## begin WORKING DATA

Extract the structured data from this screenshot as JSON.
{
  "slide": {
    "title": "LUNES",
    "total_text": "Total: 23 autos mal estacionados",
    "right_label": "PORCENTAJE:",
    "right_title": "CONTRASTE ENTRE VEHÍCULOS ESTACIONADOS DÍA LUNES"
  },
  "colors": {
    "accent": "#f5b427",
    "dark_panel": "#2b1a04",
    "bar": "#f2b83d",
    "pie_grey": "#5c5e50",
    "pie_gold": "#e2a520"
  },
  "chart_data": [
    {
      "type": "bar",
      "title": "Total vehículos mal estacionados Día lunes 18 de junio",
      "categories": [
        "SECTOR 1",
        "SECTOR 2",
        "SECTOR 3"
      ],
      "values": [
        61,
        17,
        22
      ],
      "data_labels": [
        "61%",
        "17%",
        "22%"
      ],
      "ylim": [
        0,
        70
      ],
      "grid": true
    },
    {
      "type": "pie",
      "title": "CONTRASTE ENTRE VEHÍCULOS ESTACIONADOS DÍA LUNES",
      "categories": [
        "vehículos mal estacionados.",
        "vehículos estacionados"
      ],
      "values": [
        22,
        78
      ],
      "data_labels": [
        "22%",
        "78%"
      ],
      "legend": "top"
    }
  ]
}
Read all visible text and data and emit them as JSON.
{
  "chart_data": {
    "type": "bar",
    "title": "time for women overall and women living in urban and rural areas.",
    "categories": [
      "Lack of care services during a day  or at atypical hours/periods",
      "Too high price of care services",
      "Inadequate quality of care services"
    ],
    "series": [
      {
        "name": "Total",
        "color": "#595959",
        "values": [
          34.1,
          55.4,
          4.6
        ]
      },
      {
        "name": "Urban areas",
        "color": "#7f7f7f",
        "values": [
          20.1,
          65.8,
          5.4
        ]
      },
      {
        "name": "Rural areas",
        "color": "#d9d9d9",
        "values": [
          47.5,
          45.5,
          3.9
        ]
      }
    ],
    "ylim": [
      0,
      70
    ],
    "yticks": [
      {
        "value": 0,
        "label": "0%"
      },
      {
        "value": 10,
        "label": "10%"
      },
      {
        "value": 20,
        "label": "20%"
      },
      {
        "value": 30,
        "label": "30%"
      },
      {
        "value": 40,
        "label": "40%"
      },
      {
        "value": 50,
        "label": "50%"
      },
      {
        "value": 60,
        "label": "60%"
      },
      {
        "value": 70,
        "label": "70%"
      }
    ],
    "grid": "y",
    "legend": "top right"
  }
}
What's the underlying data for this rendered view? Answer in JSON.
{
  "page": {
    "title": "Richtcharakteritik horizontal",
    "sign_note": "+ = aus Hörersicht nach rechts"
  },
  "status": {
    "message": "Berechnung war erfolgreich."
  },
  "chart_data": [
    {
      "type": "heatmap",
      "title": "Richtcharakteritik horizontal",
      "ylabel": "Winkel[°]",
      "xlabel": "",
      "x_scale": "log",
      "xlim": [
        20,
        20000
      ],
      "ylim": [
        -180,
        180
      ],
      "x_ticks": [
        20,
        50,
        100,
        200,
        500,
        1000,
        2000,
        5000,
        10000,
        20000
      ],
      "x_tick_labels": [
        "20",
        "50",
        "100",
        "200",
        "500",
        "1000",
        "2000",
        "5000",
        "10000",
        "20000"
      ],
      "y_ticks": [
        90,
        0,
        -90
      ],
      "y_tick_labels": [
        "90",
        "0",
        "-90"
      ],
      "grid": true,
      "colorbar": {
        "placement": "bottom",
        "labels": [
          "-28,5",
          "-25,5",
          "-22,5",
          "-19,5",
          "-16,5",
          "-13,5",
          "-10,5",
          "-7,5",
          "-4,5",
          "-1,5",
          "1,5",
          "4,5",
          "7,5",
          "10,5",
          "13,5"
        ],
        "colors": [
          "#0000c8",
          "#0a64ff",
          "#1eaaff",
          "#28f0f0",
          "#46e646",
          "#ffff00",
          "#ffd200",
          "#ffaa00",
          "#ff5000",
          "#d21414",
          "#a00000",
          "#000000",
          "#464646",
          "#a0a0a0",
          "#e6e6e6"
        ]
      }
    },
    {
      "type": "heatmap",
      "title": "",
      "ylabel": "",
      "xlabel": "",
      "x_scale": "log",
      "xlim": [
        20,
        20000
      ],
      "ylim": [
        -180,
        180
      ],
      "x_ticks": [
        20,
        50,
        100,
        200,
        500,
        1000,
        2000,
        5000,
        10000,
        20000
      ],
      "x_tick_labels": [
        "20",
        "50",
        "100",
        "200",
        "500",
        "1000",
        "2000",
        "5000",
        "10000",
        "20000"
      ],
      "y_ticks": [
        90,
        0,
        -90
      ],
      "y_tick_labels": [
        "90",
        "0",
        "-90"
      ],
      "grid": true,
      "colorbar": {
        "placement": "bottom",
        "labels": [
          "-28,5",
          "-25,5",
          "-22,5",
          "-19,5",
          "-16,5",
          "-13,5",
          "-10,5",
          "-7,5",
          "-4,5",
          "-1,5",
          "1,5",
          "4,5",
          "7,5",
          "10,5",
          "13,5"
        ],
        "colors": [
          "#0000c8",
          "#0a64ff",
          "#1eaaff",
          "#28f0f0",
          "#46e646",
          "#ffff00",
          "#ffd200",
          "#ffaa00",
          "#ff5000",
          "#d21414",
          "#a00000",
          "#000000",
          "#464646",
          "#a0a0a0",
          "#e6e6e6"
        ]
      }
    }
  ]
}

## end WORKING DATA

STATED PROBLEM: Return all of the above records exactly, leaving no line out.

RESULT OF THE TASK:
Extract the structured data from this screenshot as JSON.
{
  "slide": {
    "title": "LUNES",
    "total_text": "Total: 23 autos mal estacionados",
    "right_label": "PORCENTAJE:",
    "right_title": "CONTRASTE ENTRE VEHÍCULOS ESTACIONADOS DÍA LUNES"
  },
  "colors": {
    "accent": "#f5b427",
    "dark_panel": "#2b1a04",
    "bar": "#f2b83d",
    "pie_grey": "#5c5e50",
    "pie_gold": "#e2a520"
  },
  "chart_data": [
    {
      "type": "bar",
      "title": "Total vehículos mal estacionados Día lunes 18 de junio",
      "categories": [
        "SECTOR 1",
        "SECTOR 2",
        "SECTOR 3"
      ],
      "values": [
        61,
        17,
        22
      ],
      "data_labels": [
        "61%",
        "17%",
        "22%"
      ],
      "ylim": [
        0,
        70
      ],
      "grid": true
    },
    {
      "type": "pie",
      "title": "CONTRASTE ENTRE VEHÍCULOS ESTACIONADOS DÍA LUNES",
      "categories": [
        "vehículos mal estacionados.",
        "vehículos estacionados"
      ],
      "values": [
        22,
        78
      ],
      "data_labels": [
        "22%",
        "78%"
      ],
      "legend": "top"
    }
  ]
}
Read all visible text and data and emit them as JSON.
{
  "chart_data": {
    "type": "bar",
    "title": "time for women overall and women living in urban and rural areas.",
    "categories": [
      "Lack of care services during a day  or at atypical hours/periods",
      "Too high price of care services",
      "Inadequate quality of care services"
    ],
    "series": [
      {
        "name": "Total",
        "color": "#595959",
        "values": [
          34.1,
          55.4,
          4.6
        ]
      },
      {
        "name": "Urban areas",
        "color": "#7f7f7f",
        "values": [
          20.1,
          65.8,
          5.4
        ]
      },
      {
        "name": "Rural areas",
        "color": "#d9d9d9",
        "values": [
          47.5,
          45.5,
          3.9
        ]
      }
    ],
    "ylim": [
      0,
      70
    ],
    "yticks": [
      {
        "value": 0,
        "label": "0%"
      },
      {
        "value": 10,
        "label": "10%"
      },
      {
        "value": 20,
        "label": "20%"
      },
      {
        "value": 30,
        "label": "30%"
      },
      {
        "value": 40,
        "label": "40%"
      },
      {
        "value": 50,
        "label": "50%"
      },
      {
        "value": 60,
        "label": "60%"
      },
      {
        "value": 70,
        "label": "70%"
      }
    ],
    "grid": "y",
    "legend": "top right"
  }
}
What's the underlying data for this rendered view? Answer in JSON.
{
  "page": {
    "title": "Richtcharakteritik horizontal",
    "sign_note": "+ = aus Hörersicht nach rechts"
  },
  "status": {
    "message": "Berechnung war erfolgreich."
  },
  "chart_data": [
    {
      "type": "heatmap",
      "title": "Richtcharakteritik horizontal",
      "ylabel": "Winkel[°]",
      "xlabel": "",
      "x_scale": "log",
      "xlim": [
        20,
        20000
      ],
      "ylim": [
        -180,
        180
      ],
      "x_ticks": [
        20,
        50,
        100,
        200,
        500,
        1000,
        2000,
        5000,
        10000,
        20000
      ],
      "x_tick_labels": [
        "20",
        "50",
        "100",
        "200",
        "500",
        "1000",
        "2000",
        "5000",
        "10000",
        "20000"
      ],
      "y_ticks": [
        90,
        0,
        -90
      ],
      "y_tick_labels": [
        "90",
        "0",
        "-90"
      ],
      "grid": true,
      "colorbar": {
        "placement": "bottom",
        "labels": [
          "-28,5",
          "-25,5",
          "-22,5",
          "-19,5",
          "-16,5",
          "-13,5",
          "-10,5",
          "-7,5",
          "-4,5",
          "-1,5",
          "1,5",
          "4,5",
          "7,5",
          "10,5",
          "13,5"
        ],
        "colors": [
          "#0000c8",
          "#0a64ff",
          "#1eaaff",
          "#28f0f0",
          "#46e646",
          "#ffff00",
          "#ffd200",
          "#ffaa00",
          "#ff5000",
          "#d21414",
          "#a00000",
          "#000000",
          "#464646",
          "#a0a0a0",
          "#e6e6e6"
        ]
      }
    },
    {
      "type": "heatmap",
      "title": "",
      "ylabel": "",
      "xlabel": "",
      "x_scale": "log",
      "xlim": [
        20,
        20000
      ],
      "ylim": [
        -180,
        180
      ],
      "x_ticks": [
        20,
        50,
        100,
        200,
        500,
        1000,
        2000,
        5000,
        10000,
        20000
      ],
      "x_tick_labels": [
        "20",
        "50",
        "100",
        "200",
        "500",
        "1000",
        "2000",
        "5000",
        "10000",
        "20000"
      ],
      "y_ticks": [
        90,
        0,
        -90
      ],
      "y_tick_labels": [
        "90",
        "0",
        "-90"
      ],
      "grid": true,
      "colorbar": {
        "placement": "bottom",
        "labels": [
          "-28,5",
          "-25,5",
          "-22,5",
          "-19,5",
          "-16,5",
          "-13,5",
          "-10,5",
          "-7,5",
          "-4,5",
          "-1,5",
          "1,5",
          "4,5",
          "7,5",
          "10,5",
          "13,5"
        ],
        "colors": [
          "#0000c8",
          "#0a64ff",
          "#1eaaff",
          "#28f0f0",
          "#46e646",
          "#ffff00",
          "#ffd200",
          "#ffaa00",
          "#ff5000",
          "#d21414",
          "#a00000",
          "#000000",
          "#464646",
          "#a0a0a0",
          "#e6e6e6"
        ]
      }
    }
  ]
}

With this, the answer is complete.